● Written exercise: Without altering anything, repeat each of the records.

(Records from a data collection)

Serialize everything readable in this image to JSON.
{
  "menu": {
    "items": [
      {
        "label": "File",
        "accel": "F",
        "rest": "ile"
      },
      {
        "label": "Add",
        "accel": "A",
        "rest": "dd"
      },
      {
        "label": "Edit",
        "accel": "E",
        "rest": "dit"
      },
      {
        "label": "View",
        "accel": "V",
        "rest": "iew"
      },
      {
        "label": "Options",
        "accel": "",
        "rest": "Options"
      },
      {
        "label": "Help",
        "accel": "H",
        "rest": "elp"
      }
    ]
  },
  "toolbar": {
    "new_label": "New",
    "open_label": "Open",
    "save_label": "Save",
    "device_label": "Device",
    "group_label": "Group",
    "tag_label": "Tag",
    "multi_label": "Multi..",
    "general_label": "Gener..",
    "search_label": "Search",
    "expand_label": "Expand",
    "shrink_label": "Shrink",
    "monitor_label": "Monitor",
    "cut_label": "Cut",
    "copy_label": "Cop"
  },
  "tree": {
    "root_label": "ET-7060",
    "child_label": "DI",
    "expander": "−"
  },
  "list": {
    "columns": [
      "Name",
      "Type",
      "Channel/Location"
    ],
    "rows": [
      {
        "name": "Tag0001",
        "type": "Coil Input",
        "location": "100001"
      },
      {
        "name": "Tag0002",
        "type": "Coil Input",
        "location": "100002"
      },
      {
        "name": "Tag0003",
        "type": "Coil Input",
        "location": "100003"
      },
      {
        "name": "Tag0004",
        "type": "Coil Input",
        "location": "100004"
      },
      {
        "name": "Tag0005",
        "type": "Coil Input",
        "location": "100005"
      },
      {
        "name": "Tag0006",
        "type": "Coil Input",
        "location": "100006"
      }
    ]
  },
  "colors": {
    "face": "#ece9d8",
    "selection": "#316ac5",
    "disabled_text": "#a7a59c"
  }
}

● Written answer:
Serialize everything readable in this image to JSON.
{
  "menu": {
    "items": [
      {
        "label": "File",
        "accel": "F",
        "rest": "ile"
      },
      {
        "label": "Add",
        "accel": "A",
        "rest": "dd"
      },
      {
        "label": "Edit",
        "accel": "E",
        "rest": "dit"
      },
      {
        "label": "View",
        "accel": "V",
        "rest": "iew"
      },
      {
        "label": "Options",
        "accel": "",
        "rest": "Options"
      },
      {
        "label": "Help",
        "accel": "H",
        "rest": "elp"
      }
    ]
  },
  "toolbar": {
    "new_label": "New",
    "open_label": "Open",
    "save_label": "Save",
    "device_label": "Device",
    "group_label": "Group",
    "tag_label": "Tag",
    "multi_label": "Multi..",
    "general_label": "Gener..",
    "search_label": "Search",
    "expand_label": "Expand",
    "shrink_label": "Shrink",
    "monitor_label": "Monitor",
    "cut_label": "Cut",
    "copy_label": "Cop"
  },
  "tree": {
    "root_label": "ET-7060",
    "child_label": "DI",
    "expander": "−"
  },
  "list": {
    "columns": [
      "Name",
      "Type",
      "Channel/Location"
    ],
    "rows": [
      {
        "name": "Tag0001",
        "type": "Coil Input",
        "location": "100001"
      },
      {
        "name": "Tag0002",
        "type": "Coil Input",
        "location": "100002"
      },
      {
        "name": "Tag0003",
        "type": "Coil Input",
        "location": "100003"
      },
      {
        "name": "Tag0004",
        "type": "Coil Input",
        "location": "100004"
      },
      {
        "name": "Tag0005",
        "type": "Coil Input",
        "location": "100005"
      },
      {
        "name": "Tag0006",
        "type": "Coil Input",
        "location": "100006"
      }
    ]
  },
  "colors": {
    "face": "#ece9d8",
    "selection": "#316ac5",
    "disabled_text": "#a7a59c"
  }
}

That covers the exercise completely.